● **Stated goal**: Lift every line from the entries that includes the word "华东地区".

● **Data records**:

* START *

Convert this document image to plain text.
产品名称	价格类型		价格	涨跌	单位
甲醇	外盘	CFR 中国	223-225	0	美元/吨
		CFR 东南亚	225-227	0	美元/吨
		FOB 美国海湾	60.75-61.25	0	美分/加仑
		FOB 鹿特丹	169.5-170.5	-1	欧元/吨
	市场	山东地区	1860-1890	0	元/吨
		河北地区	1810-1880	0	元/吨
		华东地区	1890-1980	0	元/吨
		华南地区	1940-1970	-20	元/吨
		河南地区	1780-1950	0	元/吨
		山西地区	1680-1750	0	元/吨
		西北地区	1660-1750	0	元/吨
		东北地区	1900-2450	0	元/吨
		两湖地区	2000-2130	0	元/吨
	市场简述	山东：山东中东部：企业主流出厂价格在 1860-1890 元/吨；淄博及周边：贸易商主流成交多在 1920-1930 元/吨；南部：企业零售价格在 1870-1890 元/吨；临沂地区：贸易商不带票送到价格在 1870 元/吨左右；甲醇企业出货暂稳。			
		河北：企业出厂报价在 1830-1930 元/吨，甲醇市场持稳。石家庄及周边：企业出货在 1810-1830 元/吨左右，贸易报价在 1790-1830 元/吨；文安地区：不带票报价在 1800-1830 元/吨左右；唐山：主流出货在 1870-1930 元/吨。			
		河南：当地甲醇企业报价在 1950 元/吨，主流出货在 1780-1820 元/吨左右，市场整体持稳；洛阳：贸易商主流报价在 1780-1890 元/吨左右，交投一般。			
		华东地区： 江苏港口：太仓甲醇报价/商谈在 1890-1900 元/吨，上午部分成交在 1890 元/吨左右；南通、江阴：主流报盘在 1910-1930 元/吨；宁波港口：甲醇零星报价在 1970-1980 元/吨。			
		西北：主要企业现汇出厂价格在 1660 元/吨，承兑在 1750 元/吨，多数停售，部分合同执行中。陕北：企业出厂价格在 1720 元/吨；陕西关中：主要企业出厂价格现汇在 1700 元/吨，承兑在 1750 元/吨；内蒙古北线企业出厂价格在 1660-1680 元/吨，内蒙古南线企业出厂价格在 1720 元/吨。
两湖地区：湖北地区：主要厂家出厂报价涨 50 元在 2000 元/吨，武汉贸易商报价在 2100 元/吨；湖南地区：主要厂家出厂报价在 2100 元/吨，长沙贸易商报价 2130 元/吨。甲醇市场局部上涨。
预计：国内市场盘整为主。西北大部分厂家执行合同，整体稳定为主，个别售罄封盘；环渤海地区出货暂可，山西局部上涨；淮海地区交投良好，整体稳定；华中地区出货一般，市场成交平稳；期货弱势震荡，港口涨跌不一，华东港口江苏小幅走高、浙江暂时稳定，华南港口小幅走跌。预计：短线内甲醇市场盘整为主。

* END *

● **Answer in full**:
		华东地区	1890-1980	0	元/吨
		华东地区： 江苏港口：太仓甲醇报价/商谈在 1890-1900 元/吨，上午部分成交在 1890 元/吨左右；南通、江阴：主流报盘在 1910-1930 元/吨；宁波港口：甲醇零星报价在 1970-1980 元/吨。			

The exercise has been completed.